**Written request a:**
Put the records from the line with "flier-point-1-2 — [200, 47, 208, 56]" to the line with "Enumerate the UI" into a Markdown table, with a Row column for the row number and a Line column for each line, and leave out any blank lines.

**Source extract:**
>> start
Shareholders and Board of Directors
Encore Capital Group, Inc.
San Diego, California

Opinion on Internal Control over Financial Reporting
We have audited Encore Capital Group, Inc.’s (the “Company’s”) internal control over financial reporting as of December 31, 2018, based on criteria established in Internal Control - Integrated Framework (2013) issued by the Committee of Sponsoring Organizations of the Treadway Commission (the “COSO criteria”). In our opinion, the Company maintained, in all material respects, effective internal control over financial reporting as of December 31, 2018, based on the COSO criteria.
We also have audited, in accordance with the standards of the Public Company Accounting Oversight Board (United States) (“PCAOB”), the consolidated statements of financial condition of the Company as of December 31, 2018 and 2017 and the related consolidated statements of operations, comprehensive income, equity, and cash flows for each of the three years in the period ended December 31, 2018, and the related notes and our report dated February 27, 2019 expressed an unqualified opinion thereon.
>> end
**Extracted records:**
>> start
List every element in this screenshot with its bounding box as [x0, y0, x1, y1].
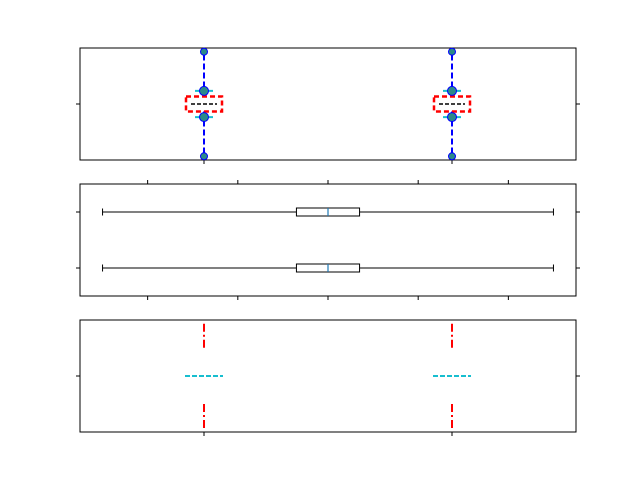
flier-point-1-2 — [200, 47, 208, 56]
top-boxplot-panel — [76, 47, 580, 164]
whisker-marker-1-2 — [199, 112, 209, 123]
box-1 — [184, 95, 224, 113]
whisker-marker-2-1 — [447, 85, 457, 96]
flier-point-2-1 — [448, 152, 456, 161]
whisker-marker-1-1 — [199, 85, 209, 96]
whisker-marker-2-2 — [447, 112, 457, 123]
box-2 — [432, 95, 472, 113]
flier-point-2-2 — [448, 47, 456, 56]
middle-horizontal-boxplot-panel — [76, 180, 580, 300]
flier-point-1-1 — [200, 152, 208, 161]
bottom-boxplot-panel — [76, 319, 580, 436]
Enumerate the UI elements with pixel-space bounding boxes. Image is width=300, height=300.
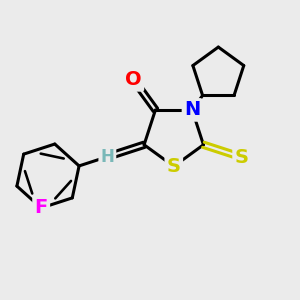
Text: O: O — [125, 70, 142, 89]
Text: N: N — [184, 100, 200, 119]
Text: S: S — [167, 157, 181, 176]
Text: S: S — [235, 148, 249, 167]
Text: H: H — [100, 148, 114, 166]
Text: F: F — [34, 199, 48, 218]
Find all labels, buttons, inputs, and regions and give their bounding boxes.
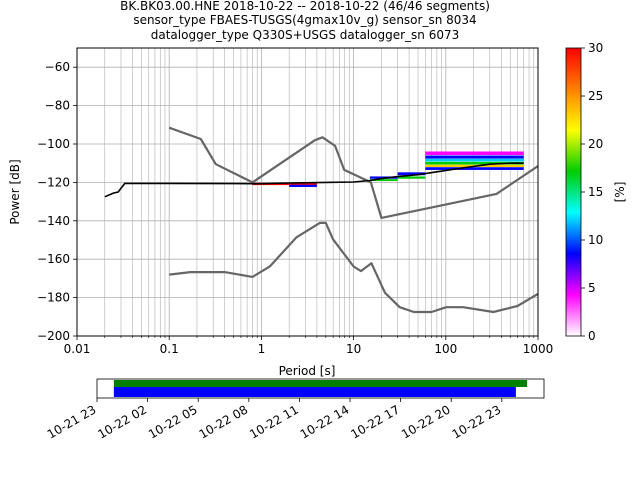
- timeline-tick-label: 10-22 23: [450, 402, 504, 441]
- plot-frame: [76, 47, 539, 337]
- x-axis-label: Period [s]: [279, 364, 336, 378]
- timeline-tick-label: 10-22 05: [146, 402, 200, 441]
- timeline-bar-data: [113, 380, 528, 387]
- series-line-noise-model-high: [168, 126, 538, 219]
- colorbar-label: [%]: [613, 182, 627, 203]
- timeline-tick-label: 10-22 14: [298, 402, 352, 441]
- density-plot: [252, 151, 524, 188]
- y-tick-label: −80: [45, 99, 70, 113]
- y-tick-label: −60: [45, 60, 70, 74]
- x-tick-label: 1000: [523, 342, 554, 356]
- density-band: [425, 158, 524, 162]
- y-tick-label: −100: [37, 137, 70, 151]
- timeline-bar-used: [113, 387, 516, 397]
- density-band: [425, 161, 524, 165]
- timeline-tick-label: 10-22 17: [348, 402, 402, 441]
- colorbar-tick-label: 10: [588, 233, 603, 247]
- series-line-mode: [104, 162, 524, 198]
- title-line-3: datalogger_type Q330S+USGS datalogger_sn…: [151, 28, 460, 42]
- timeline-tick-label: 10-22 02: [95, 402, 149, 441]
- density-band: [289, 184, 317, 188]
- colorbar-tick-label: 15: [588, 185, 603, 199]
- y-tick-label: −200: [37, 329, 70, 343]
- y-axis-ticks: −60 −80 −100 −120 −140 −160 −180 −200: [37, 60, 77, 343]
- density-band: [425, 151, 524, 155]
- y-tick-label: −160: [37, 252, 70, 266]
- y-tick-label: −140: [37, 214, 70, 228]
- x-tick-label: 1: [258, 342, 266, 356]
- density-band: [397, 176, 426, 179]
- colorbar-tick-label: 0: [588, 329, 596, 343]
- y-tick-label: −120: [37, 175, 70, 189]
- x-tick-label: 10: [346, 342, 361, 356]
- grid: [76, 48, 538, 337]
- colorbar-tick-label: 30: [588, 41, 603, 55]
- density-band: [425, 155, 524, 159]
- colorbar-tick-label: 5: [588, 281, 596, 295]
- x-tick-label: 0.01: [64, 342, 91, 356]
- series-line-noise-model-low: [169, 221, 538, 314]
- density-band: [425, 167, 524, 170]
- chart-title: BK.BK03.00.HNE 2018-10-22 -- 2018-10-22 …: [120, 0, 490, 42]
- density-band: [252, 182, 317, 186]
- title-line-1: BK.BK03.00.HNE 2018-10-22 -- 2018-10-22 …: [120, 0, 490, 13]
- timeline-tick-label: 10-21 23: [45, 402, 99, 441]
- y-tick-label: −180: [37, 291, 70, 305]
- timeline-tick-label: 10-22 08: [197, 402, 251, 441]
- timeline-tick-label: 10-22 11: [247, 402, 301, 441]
>> end
**Written request b:**
Repeat the passage of the auditor's report from "San Diego, California" to "the COSO criteria." word for word.

**Correct answer a:**
| Row | Line |
|---|---|
| 1 | flier-point-1-2 — [200, 47, 208, 56] |
| 2 | top-boxplot-panel — [76, 47, 580, 164] |
| 3 | whisker-marker-1-2 — [199, 112, 209, 123] |
| 4 | box-1 — [184, 95, 224, 113] |
| 5 | whisker-marker-2-1 — [447, 85, 457, 96] |
| 6 | flier-point-2-1 — [448, 152, 456, 161] |
| 7 | whisker-marker-1-1 — [199, 85, 209, 96] |
| 8 | whisker-marker-2-2 — [447, 112, 457, 123] |
| 9 | box-2 — [432, 95, 472, 113] |
| 10 | flier-point-2-2 — [448, 47, 456, 56] |
| 11 | middle-horizontal-boxplot-panel — [76, 180, 580, 300] |
| 12 | flier-point-1-1 — [200, 152, 208, 161] |
| 13 | bottom-boxplot-panel — [76, 319, 580, 436] |
| 14 | Enumerate the UI elements with pixel-space bounding boxes. Image is width=300, height=300. |

**Correct answer b:**
San Diego, California

Opinion on Internal Control over Financial Reporting
We have audited Encore Capital Group, Inc.’s (the “Company’s”) internal control over financial reporting as of December 31, 2018, based on criteria established in Internal Control - Integrated Framework (2013) issued by the Committee of Sponsoring Organizations of the Treadway Commission (the “COSO criteria”). In our opinion, the Company maintained, in all material respects, effective internal control over financial reporting as of December 31, 2018, based on the COSO criteria.